Source data >>
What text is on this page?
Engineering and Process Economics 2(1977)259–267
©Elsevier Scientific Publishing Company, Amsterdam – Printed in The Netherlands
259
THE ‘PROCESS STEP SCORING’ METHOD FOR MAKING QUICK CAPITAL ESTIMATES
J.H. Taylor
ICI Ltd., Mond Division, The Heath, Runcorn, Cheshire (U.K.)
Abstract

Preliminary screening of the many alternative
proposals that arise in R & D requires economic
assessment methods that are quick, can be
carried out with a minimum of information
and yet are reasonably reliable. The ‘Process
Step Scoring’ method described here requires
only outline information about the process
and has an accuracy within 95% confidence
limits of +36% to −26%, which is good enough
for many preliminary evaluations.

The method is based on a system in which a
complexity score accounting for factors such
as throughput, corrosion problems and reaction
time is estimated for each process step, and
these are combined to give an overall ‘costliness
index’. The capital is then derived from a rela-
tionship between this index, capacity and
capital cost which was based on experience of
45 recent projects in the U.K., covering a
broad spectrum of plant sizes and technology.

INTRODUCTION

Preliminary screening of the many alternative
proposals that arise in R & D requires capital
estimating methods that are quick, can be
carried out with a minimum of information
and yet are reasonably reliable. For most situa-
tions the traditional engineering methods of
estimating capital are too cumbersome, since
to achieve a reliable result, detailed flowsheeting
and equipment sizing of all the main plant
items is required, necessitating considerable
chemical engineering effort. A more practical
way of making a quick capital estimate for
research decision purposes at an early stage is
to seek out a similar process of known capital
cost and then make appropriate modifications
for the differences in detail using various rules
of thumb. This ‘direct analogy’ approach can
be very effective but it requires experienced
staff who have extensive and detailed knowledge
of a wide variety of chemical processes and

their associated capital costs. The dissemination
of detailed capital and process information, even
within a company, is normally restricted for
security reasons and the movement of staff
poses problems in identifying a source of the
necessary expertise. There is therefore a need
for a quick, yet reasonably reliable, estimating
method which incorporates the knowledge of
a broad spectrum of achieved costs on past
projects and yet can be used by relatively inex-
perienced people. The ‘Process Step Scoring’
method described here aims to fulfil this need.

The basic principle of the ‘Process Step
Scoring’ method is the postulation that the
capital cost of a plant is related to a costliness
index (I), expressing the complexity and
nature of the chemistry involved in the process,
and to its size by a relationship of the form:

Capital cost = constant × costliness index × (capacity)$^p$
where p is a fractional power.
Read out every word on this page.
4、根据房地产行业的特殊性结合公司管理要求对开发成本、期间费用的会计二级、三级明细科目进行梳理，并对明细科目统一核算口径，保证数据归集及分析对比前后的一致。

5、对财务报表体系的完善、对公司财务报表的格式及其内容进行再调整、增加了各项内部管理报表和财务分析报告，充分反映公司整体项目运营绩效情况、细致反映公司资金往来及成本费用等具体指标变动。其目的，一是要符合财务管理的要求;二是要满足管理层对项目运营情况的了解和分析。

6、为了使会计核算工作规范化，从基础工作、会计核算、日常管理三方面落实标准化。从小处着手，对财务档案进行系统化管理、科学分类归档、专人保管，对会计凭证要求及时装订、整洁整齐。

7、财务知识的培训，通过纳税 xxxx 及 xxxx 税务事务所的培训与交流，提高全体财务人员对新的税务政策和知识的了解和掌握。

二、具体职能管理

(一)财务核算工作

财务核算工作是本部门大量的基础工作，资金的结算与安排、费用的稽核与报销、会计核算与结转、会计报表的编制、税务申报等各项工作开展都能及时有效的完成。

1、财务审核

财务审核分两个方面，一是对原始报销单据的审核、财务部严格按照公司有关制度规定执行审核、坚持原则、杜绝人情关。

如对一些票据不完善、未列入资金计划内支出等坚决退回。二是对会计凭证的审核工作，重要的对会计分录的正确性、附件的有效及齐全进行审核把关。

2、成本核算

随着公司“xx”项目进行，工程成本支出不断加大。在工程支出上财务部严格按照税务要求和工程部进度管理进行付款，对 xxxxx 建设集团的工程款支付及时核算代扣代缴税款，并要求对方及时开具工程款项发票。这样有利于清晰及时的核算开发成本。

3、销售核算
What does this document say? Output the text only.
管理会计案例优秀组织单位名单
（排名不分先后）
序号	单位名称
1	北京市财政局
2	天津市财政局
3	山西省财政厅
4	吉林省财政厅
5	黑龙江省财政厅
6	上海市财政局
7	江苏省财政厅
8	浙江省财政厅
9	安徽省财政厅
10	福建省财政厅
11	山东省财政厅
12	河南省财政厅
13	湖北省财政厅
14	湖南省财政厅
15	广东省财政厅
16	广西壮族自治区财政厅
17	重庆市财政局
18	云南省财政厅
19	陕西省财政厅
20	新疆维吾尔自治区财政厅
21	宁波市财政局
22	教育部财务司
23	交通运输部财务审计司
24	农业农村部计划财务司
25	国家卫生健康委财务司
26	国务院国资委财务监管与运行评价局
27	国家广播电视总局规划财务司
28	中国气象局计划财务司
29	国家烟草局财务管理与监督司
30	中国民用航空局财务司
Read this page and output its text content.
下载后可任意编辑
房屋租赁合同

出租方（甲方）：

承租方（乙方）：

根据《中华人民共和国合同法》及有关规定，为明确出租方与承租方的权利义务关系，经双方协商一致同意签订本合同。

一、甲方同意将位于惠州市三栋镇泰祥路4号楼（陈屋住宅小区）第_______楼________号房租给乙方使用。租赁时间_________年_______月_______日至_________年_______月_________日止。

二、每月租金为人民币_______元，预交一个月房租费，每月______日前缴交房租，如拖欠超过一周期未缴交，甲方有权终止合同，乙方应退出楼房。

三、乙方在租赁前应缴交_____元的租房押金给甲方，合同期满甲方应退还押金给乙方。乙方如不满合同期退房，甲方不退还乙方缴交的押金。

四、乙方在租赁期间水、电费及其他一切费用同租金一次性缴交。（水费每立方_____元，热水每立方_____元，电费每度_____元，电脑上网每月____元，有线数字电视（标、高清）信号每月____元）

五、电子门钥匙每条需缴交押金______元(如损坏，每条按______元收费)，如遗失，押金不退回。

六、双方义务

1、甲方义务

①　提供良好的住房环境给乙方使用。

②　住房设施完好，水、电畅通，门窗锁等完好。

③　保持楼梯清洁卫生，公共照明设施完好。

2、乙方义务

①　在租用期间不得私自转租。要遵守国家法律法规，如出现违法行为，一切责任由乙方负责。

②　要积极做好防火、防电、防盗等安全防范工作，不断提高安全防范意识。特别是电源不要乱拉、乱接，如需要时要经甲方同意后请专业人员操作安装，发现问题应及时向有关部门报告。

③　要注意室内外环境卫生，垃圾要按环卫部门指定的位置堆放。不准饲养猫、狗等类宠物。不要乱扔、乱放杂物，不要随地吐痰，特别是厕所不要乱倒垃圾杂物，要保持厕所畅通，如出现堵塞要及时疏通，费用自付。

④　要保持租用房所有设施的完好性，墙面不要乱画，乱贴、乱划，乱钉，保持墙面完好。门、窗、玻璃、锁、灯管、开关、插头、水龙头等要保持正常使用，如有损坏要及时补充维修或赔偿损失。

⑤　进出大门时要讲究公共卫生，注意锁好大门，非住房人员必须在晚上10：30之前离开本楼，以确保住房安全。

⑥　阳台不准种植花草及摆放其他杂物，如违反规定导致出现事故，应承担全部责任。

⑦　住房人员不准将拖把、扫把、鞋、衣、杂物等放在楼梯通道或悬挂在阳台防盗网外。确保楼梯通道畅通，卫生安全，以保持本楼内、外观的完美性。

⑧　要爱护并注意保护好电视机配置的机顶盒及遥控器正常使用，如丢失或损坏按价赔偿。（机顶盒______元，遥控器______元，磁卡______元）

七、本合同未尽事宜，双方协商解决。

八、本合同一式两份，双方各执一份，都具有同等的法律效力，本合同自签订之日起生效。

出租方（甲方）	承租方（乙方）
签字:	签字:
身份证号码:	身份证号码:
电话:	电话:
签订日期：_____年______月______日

Exercise instructions >>
Write the complete data out, exactly as above.

Exercise output >>
What text is on this page?
Engineering and Process Economics 2(1977)259–267
©Elsevier Scientific Publishing Company, Amsterdam – Printed in The Netherlands
259
THE ‘PROCESS STEP SCORING’ METHOD FOR MAKING QUICK CAPITAL ESTIMATES
J.H. Taylor
ICI Ltd., Mond Division, The Heath, Runcorn, Cheshire (U.K.)
Abstract

Preliminary screening of the many alternative
proposals that arise in R & D requires economic
assessment methods that are quick, can be
carried out with a minimum of information
and yet are reasonably reliable. The ‘Process
Step Scoring’ method described here requires
only outline information about the process
and has an accuracy within 95% confidence
limits of +36% to −26%, which is good enough
for many preliminary evaluations.

The method is based on a system in which a
complexity score accounting for factors such
as throughput, corrosion problems and reaction
time is estimated for each process step, and
these are combined to give an overall ‘costliness
index’. The capital is then derived from a rela-
tionship between this index, capacity and
capital cost which was based on experience of
45 recent projects in the U.K., covering a
broad spectrum of plant sizes and technology.

INTRODUCTION

Preliminary screening of the many alternative
proposals that arise in R & D requires capital
estimating methods that are quick, can be
carried out with a minimum of information
and yet are reasonably reliable. For most situa-
tions the traditional engineering methods of
estimating capital are too cumbersome, since
to achieve a reliable result, detailed flowsheeting
and equipment sizing of all the main plant
items is required, necessitating considerable
chemical engineering effort. A more practical
way of making a quick capital estimate for
research decision purposes at an early stage is
to seek out a similar process of known capital
cost and then make appropriate modifications
for the differences in detail using various rules
of thumb. This ‘direct analogy’ approach can
be very effective but it requires experienced
staff who have extensive and detailed knowledge
of a wide variety of chemical processes and

their associated capital costs. The dissemination
of detailed capital and process information, even
within a company, is normally restricted for
security reasons and the movement of staff
poses problems in identifying a source of the
necessary expertise. There is therefore a need
for a quick, yet reasonably reliable, estimating
method which incorporates the knowledge of
a broad spectrum of achieved costs on past
projects and yet can be used by relatively inex-
perienced people. The ‘Process Step Scoring’
method described here aims to fulfil this need.

The basic principle of the ‘Process Step
Scoring’ method is the postulation that the
capital cost of a plant is related to a costliness
index (I), expressing the complexity and
nature of the chemistry involved in the process,
and to its size by a relationship of the form:

Capital cost = constant × costliness index × (capacity)$^p$
where p is a fractional power.
Read out every word on this page.
4、根据房地产行业的特殊性结合公司管理要求对开发成本、期间费用的会计二级、三级明细科目进行梳理，并对明细科目统一核算口径，保证数据归集及分析对比前后的一致。

5、对财务报表体系的完善、对公司财务报表的格式及其内容进行再调整、增加了各项内部管理报表和财务分析报告，充分反映公司整体项目运营绩效情况、细致反映公司资金往来及成本费用等具体指标变动。其目的，一是要符合财务管理的要求;二是要满足管理层对项目运营情况的了解和分析。

6、为了使会计核算工作规范化，从基础工作、会计核算、日常管理三方面落实标准化。从小处着手，对财务档案进行系统化管理、科学分类归档、专人保管，对会计凭证要求及时装订、整洁整齐。

7、财务知识的培训，通过纳税 xxxx 及 xxxx 税务事务所的培训与交流，提高全体财务人员对新的税务政策和知识的了解和掌握。

二、具体职能管理

(一)财务核算工作

财务核算工作是本部门大量的基础工作，资金的结算与安排、费用的稽核与报销、会计核算与结转、会计报表的编制、税务申报等各项工作开展都能及时有效的完成。

1、财务审核

财务审核分两个方面，一是对原始报销单据的审核、财务部严格按照公司有关制度规定执行审核、坚持原则、杜绝人情关。

如对一些票据不完善、未列入资金计划内支出等坚决退回。二是对会计凭证的审核工作，重要的对会计分录的正确性、附件的有效及齐全进行审核把关。

2、成本核算

随着公司“xx”项目进行，工程成本支出不断加大。在工程支出上财务部严格按照税务要求和工程部进度管理进行付款，对 xxxxx 建设集团的工程款支付及时核算代扣代缴税款，并要求对方及时开具工程款项发票。这样有利于清晰及时的核算开发成本。

3、销售核算
What does this document say? Output the text only.
管理会计案例优秀组织单位名单
（排名不分先后）
序号	单位名称
1	北京市财政局
2	天津市财政局
3	山西省财政厅
4	吉林省财政厅
5	黑龙江省财政厅
6	上海市财政局
7	江苏省财政厅
8	浙江省财政厅
9	安徽省财政厅
10	福建省财政厅
11	山东省财政厅
12	河南省财政厅
13	湖北省财政厅
14	湖南省财政厅
15	广东省财政厅
16	广西壮族自治区财政厅
17	重庆市财政局
18	云南省财政厅
19	陕西省财政厅
20	新疆维吾尔自治区财政厅
21	宁波市财政局
22	教育部财务司
23	交通运输部财务审计司
24	农业农村部计划财务司
25	国家卫生健康委财务司
26	国务院国资委财务监管与运行评价局
27	国家广播电视总局规划财务司
28	中国气象局计划财务司
29	国家烟草局财务管理与监督司
30	中国民用航空局财务司
Read this page and output its text content.
下载后可任意编辑
房屋租赁合同

出租方（甲方）：

承租方（乙方）：

根据《中华人民共和国合同法》及有关规定，为明确出租方与承租方的权利义务关系，经双方协商一致同意签订本合同。

一、甲方同意将位于惠州市三栋镇泰祥路4号楼（陈屋住宅小区）第_______楼________号房租给乙方使用。租赁时间_________年_______月_______日至_________年_______月_________日止。

二、每月租金为人民币_______元，预交一个月房租费，每月______日前缴交房租，如拖欠超过一周期未缴交，甲方有权终止合同，乙方应退出楼房。

三、乙方在租赁前应缴交_____元的租房押金给甲方，合同期满甲方应退还押金给乙方。乙方如不满合同期退房，甲方不退还乙方缴交的押金。

四、乙方在租赁期间水、电费及其他一切费用同租金一次性缴交。（水费每立方_____元，热水每立方_____元，电费每度_____元，电脑上网每月____元，有线数字电视（标、高清）信号每月____元）

五、电子门钥匙每条需缴交押金______元(如损坏，每条按______元收费)，如遗失，押金不退回。

六、双方义务

1、甲方义务

①　提供良好的住房环境给乙方使用。

②　住房设施完好，水、电畅通，门窗锁等完好。

③　保持楼梯清洁卫生，公共照明设施完好。

2、乙方义务

①　在租用期间不得私自转租。要遵守国家法律法规，如出现违法行为，一切责任由乙方负责。

②　要积极做好防火、防电、防盗等安全防范工作，不断提高安全防范意识。特别是电源不要乱拉、乱接，如需要时要经甲方同意后请专业人员操作安装，发现问题应及时向有关部门报告。

③　要注意室内外环境卫生，垃圾要按环卫部门指定的位置堆放。不准饲养猫、狗等类宠物。不要乱扔、乱放杂物，不要随地吐痰，特别是厕所不要乱倒垃圾杂物，要保持厕所畅通，如出现堵塞要及时疏通，费用自付。

④　要保持租用房所有设施的完好性，墙面不要乱画，乱贴、乱划，乱钉，保持墙面完好。门、窗、玻璃、锁、灯管、开关、插头、水龙头等要保持正常使用，如有损坏要及时补充维修或赔偿损失。

⑤　进出大门时要讲究公共卫生，注意锁好大门，非住房人员必须在晚上10：30之前离开本楼，以确保住房安全。

⑥　阳台不准种植花草及摆放其他杂物，如违反规定导致出现事故，应承担全部责任。

⑦　住房人员不准将拖把、扫把、鞋、衣、杂物等放在楼梯通道或悬挂在阳台防盗网外。确保楼梯通道畅通，卫生安全，以保持本楼内、外观的完美性。

⑧　要爱护并注意保护好电视机配置的机顶盒及遥控器正常使用，如丢失或损坏按价赔偿。（机顶盒______元，遥控器______元，磁卡______元）

七、本合同未尽事宜，双方协商解决。

八、本合同一式两份，双方各执一份，都具有同等的法律效力，本合同自签订之日起生效。

出租方（甲方）	承租方（乙方）
签字:	签字:
身份证号码:	身份证号码:
电话:	电话:
签订日期：_____年______月______日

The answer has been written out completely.